*** GIVEN DATA

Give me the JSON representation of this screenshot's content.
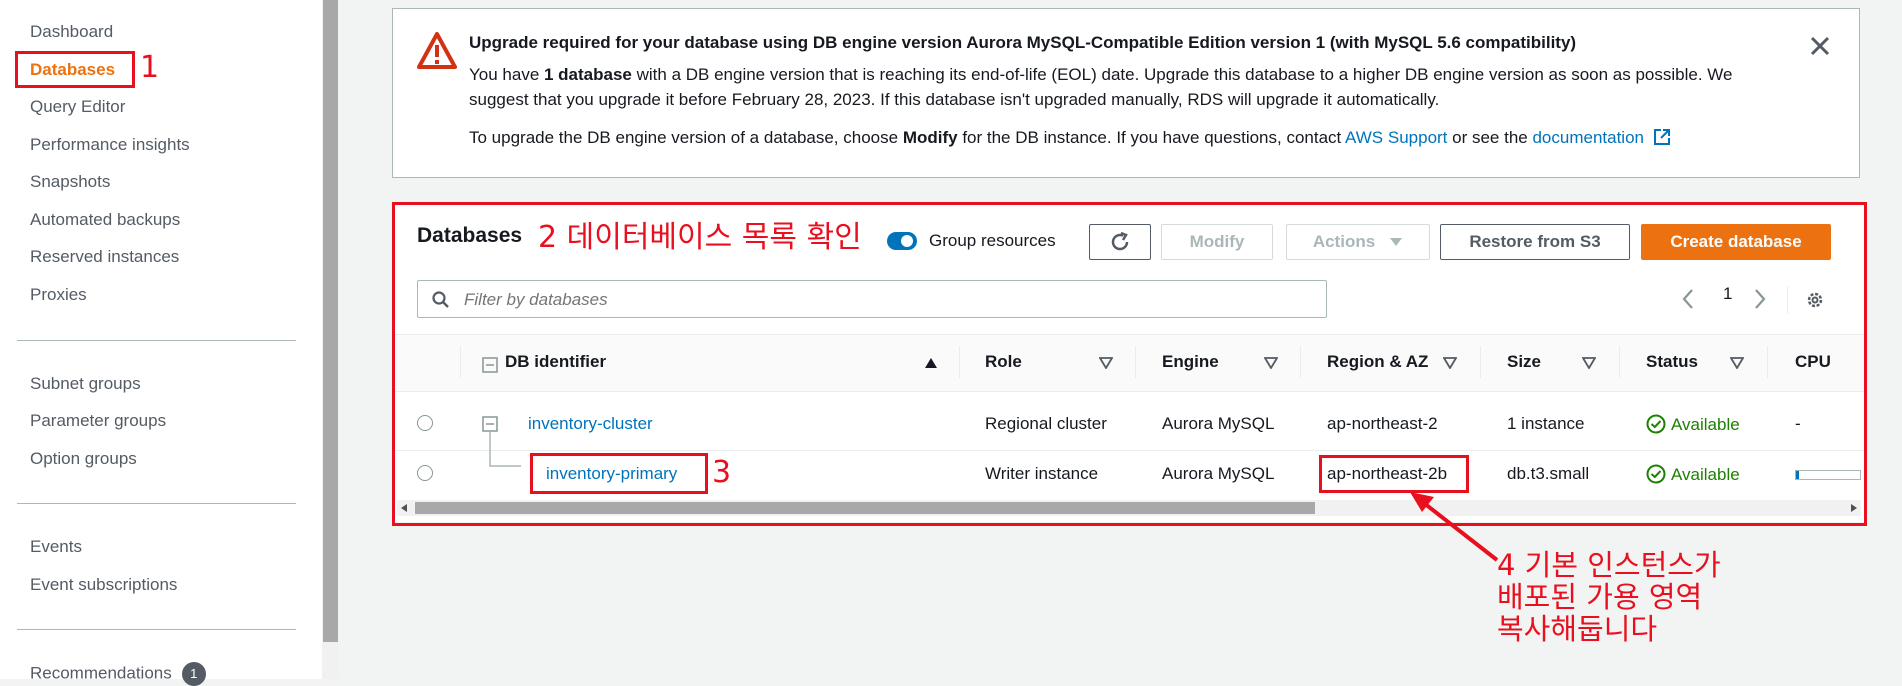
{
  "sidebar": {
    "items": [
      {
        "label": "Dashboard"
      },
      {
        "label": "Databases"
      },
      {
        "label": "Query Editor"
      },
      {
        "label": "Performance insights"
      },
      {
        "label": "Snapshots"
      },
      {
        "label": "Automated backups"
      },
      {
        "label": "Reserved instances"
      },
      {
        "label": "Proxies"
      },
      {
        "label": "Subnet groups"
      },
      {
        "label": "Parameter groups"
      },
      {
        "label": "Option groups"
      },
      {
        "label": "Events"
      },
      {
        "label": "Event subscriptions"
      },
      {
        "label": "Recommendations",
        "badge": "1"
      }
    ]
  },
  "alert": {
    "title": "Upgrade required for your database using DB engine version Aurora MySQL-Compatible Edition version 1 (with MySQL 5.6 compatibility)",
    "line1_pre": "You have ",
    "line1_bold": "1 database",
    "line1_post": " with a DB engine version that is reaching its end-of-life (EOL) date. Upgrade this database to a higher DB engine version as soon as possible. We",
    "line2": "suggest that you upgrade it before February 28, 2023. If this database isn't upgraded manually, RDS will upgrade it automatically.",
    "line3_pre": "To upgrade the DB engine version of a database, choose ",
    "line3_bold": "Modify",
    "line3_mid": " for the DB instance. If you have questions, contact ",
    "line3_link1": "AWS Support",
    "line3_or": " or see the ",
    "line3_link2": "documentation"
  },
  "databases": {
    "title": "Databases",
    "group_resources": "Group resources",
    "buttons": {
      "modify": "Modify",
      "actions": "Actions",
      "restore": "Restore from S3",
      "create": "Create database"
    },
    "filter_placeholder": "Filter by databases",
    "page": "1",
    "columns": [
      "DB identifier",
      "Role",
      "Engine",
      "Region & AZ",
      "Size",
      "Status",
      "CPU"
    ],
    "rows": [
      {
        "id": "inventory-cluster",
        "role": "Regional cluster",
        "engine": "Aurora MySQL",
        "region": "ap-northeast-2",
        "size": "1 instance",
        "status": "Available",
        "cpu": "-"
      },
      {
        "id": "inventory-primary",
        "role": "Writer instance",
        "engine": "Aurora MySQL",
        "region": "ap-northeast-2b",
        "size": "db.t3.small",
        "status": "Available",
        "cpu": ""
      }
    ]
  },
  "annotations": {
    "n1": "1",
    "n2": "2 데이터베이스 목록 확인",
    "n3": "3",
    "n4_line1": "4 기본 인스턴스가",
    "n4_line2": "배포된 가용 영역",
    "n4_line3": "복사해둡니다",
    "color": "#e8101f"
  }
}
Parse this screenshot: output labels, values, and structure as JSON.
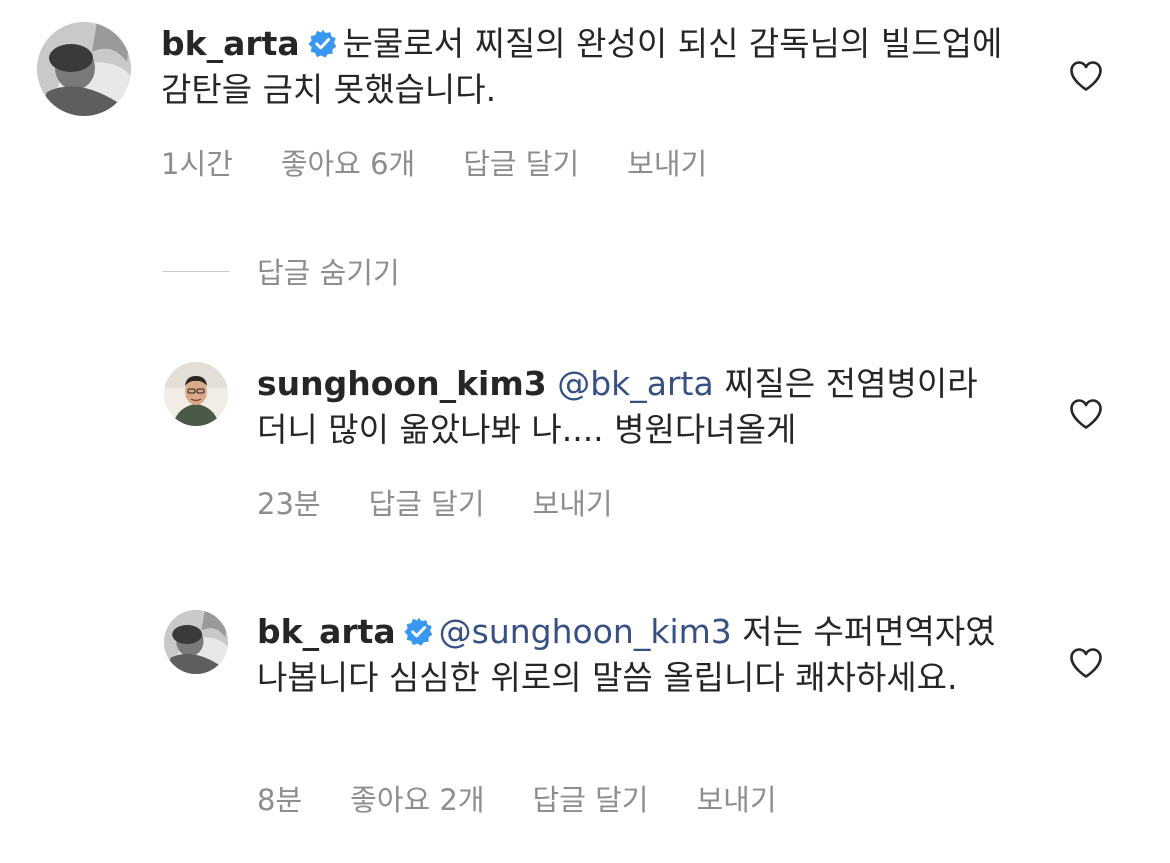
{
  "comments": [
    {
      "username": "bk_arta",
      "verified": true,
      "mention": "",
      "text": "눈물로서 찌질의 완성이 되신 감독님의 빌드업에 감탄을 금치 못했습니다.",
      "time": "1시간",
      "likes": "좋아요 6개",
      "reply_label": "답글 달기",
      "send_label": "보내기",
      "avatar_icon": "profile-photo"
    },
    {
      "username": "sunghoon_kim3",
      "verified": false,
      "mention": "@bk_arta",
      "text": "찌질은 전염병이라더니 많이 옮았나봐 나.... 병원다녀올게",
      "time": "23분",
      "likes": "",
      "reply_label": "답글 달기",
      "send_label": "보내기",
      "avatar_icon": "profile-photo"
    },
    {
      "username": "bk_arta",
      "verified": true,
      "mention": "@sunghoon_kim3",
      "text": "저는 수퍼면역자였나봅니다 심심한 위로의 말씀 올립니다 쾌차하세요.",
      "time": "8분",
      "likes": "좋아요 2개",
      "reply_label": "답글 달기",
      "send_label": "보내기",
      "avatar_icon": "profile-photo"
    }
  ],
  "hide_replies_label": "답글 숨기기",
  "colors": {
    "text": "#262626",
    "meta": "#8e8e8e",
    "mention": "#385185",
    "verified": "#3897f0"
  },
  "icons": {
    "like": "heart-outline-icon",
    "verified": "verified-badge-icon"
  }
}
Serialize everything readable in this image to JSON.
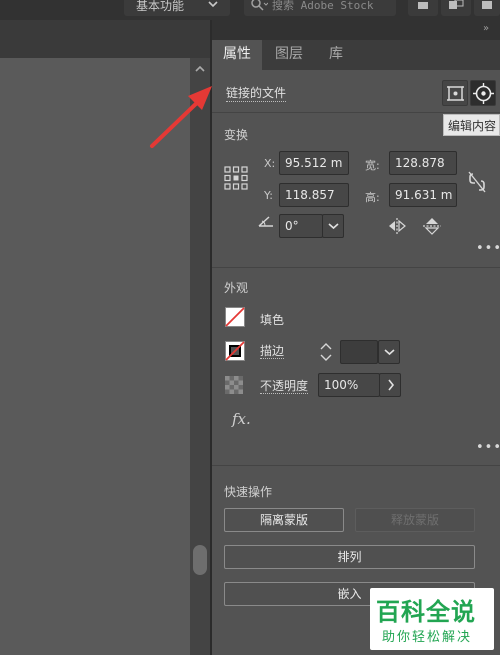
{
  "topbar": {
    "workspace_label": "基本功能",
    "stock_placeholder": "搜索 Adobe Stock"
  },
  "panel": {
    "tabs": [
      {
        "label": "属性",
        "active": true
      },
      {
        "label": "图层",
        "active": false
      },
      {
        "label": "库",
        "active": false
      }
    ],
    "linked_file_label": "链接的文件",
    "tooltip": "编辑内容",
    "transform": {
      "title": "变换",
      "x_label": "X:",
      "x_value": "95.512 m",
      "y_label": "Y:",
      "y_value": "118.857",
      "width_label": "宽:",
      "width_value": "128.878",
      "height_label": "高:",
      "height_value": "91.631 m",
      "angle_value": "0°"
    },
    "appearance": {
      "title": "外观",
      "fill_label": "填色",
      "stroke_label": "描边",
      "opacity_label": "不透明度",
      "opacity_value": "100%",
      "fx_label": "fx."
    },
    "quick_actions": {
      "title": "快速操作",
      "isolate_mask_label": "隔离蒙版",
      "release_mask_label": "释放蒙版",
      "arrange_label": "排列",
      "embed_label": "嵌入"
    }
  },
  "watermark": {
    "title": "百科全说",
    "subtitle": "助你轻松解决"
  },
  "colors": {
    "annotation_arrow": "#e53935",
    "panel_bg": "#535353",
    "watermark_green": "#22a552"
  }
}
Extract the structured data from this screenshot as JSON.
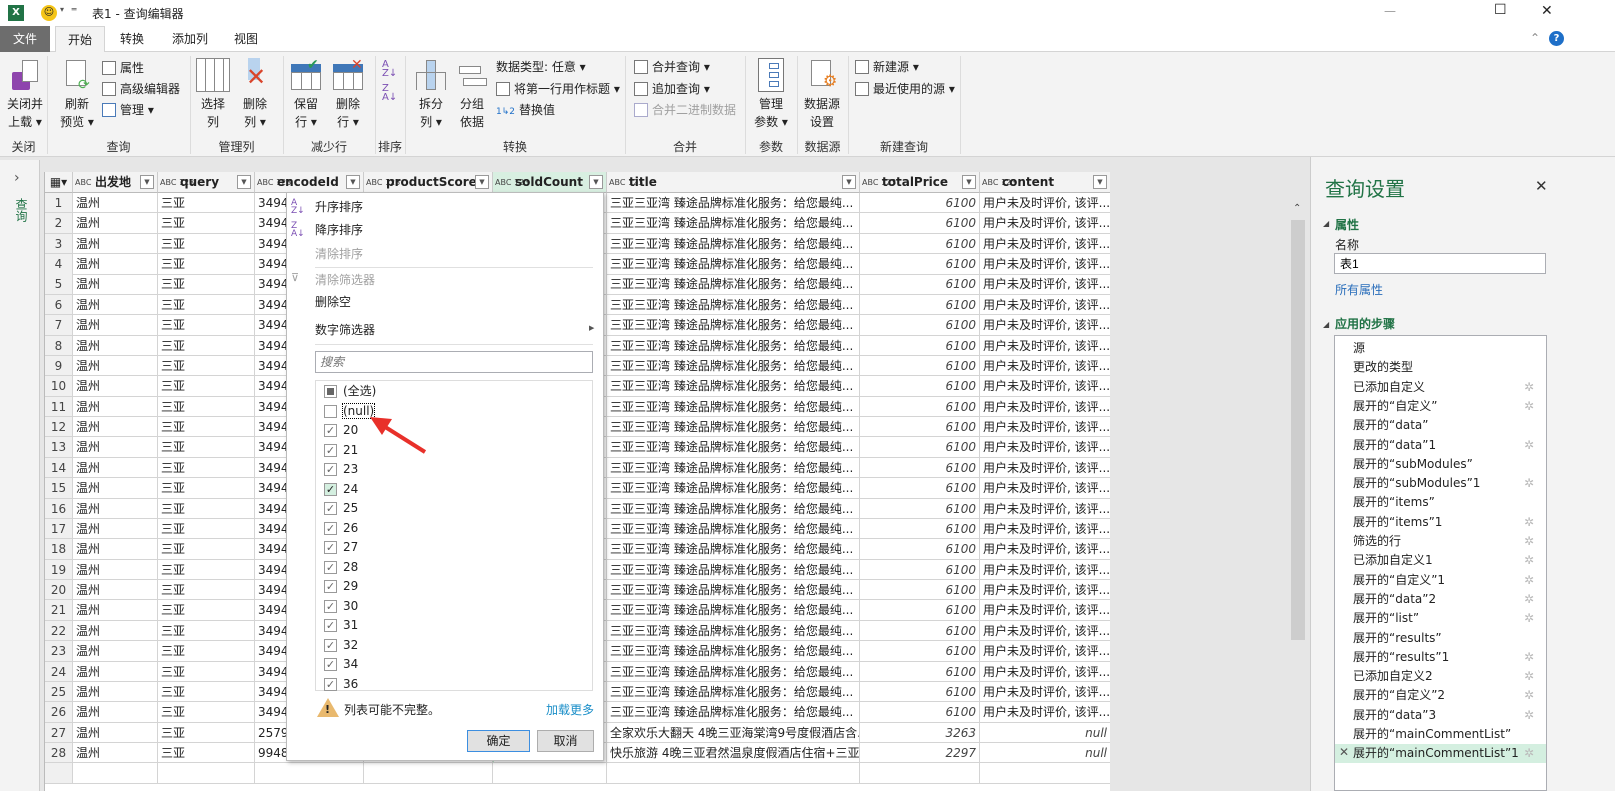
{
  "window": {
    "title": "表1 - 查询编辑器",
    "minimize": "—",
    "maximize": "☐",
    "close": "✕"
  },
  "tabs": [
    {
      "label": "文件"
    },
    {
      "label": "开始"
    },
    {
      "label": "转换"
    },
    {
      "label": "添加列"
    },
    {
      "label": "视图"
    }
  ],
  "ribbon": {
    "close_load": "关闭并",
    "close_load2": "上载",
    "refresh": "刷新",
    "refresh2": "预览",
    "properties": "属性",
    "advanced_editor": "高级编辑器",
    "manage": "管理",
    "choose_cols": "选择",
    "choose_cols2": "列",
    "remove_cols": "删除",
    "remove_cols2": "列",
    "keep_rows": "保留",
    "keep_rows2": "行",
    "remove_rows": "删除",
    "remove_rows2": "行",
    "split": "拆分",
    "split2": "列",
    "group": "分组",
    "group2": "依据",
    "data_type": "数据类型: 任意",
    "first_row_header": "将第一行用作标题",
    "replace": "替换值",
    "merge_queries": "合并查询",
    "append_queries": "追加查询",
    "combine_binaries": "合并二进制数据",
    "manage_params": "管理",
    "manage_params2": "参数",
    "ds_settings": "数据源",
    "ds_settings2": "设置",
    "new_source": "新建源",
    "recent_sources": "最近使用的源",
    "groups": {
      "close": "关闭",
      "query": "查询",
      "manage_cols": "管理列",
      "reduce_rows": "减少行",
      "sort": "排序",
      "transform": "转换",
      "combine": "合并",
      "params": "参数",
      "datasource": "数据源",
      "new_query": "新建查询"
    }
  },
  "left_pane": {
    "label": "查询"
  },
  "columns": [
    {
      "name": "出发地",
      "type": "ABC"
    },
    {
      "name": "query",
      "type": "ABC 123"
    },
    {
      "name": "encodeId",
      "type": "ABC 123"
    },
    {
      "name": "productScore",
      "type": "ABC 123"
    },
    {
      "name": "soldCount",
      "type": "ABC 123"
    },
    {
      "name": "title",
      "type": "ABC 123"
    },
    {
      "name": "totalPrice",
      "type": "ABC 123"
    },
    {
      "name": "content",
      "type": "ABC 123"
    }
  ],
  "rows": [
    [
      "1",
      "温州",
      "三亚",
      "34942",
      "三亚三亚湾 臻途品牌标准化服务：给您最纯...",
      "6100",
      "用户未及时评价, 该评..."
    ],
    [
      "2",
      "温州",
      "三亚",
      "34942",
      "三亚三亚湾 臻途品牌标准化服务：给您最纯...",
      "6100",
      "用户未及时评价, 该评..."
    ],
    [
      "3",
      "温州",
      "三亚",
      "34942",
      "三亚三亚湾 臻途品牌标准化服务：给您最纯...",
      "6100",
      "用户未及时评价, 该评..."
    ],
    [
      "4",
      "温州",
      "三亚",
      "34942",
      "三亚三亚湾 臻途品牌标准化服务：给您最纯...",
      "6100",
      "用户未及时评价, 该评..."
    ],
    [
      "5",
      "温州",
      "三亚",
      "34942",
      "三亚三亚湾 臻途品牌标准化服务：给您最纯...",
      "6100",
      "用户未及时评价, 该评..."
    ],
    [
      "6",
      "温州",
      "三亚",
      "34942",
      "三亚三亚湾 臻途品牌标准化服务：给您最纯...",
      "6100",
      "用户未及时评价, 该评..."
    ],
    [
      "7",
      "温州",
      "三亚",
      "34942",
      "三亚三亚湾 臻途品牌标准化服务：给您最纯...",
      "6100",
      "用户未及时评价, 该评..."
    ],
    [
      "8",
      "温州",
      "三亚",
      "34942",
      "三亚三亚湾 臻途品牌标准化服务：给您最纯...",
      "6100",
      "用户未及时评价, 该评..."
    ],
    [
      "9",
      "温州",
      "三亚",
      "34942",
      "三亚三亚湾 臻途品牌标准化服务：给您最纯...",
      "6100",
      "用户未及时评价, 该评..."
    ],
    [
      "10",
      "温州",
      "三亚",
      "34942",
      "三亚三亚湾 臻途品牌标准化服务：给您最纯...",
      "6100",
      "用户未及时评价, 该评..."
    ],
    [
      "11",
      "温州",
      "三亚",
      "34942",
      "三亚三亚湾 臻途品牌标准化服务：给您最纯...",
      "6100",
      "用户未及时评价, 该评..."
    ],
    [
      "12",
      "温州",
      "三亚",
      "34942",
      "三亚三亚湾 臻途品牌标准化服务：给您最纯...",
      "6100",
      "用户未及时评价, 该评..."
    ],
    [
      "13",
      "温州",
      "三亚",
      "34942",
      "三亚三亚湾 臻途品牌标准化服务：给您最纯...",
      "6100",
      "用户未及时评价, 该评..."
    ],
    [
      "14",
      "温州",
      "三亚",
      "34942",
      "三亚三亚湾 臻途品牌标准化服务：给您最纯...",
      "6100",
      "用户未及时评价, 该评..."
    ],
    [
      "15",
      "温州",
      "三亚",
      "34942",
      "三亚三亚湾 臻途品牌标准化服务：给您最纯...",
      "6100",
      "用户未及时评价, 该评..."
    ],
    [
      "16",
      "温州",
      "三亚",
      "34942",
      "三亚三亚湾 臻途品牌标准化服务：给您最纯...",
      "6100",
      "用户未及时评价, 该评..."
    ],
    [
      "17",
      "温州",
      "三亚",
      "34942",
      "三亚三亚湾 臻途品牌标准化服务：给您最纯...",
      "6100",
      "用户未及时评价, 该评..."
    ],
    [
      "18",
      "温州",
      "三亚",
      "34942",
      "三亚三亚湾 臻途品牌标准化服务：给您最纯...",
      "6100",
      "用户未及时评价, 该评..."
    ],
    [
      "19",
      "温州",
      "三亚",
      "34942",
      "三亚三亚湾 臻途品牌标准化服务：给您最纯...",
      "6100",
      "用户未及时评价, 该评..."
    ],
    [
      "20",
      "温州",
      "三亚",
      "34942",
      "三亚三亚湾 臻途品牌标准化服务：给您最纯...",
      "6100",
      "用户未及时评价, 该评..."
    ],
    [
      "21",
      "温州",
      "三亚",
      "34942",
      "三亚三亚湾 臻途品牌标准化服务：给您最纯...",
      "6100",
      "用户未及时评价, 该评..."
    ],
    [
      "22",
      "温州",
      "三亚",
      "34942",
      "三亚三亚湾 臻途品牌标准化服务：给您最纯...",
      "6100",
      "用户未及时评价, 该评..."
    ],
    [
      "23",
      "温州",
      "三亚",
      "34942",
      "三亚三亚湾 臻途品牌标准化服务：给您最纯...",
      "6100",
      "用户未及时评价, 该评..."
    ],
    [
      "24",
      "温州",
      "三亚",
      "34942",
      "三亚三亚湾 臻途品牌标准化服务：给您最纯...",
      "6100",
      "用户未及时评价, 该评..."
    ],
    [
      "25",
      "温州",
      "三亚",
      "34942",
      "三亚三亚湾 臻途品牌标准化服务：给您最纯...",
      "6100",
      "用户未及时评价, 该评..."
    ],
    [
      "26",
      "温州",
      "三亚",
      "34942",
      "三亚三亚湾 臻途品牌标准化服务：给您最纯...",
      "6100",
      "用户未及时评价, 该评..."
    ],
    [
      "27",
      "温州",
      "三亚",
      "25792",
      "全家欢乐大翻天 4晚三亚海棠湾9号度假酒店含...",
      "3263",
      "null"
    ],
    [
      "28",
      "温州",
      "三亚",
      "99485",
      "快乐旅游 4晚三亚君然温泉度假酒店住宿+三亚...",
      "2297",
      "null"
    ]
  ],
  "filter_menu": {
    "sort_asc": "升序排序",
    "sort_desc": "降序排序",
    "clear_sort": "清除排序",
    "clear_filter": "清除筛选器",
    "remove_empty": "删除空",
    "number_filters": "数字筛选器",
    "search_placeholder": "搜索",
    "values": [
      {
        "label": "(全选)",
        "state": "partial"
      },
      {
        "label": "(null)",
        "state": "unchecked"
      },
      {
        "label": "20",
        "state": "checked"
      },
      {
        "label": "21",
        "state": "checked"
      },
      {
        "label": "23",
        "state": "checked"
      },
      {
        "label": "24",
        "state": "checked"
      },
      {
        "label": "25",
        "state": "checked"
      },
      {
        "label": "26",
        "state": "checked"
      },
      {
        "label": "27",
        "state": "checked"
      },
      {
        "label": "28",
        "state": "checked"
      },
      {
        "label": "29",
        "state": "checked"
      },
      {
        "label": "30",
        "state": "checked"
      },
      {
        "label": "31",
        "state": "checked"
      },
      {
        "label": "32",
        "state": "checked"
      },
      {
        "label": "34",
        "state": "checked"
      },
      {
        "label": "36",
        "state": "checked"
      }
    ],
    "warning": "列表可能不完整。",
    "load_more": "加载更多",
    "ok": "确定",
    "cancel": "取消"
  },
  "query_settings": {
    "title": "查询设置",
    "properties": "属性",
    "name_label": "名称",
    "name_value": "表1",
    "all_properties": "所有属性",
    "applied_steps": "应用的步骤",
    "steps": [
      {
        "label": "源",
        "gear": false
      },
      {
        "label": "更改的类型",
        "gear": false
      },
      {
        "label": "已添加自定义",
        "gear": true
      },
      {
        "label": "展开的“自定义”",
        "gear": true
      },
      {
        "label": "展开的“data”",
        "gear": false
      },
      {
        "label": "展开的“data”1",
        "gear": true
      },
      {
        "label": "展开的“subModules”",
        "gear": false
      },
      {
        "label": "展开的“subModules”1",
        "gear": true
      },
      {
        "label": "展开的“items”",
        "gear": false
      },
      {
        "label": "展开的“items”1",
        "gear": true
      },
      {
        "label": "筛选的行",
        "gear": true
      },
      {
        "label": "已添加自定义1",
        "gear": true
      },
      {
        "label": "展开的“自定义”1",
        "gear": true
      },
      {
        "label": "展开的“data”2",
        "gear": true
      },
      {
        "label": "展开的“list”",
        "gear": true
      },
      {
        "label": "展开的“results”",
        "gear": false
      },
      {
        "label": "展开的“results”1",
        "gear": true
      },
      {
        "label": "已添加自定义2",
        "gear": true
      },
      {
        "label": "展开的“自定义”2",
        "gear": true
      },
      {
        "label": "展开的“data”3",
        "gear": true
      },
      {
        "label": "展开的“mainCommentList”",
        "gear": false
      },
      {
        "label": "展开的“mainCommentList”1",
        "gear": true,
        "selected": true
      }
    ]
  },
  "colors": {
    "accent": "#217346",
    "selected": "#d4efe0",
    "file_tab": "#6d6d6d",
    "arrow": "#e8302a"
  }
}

******

Out of the material above, gather each line where "results" appears.

▸ **FULL ANSWER**
        "label": "展开的“results”",
        "label": "展开的“results”1",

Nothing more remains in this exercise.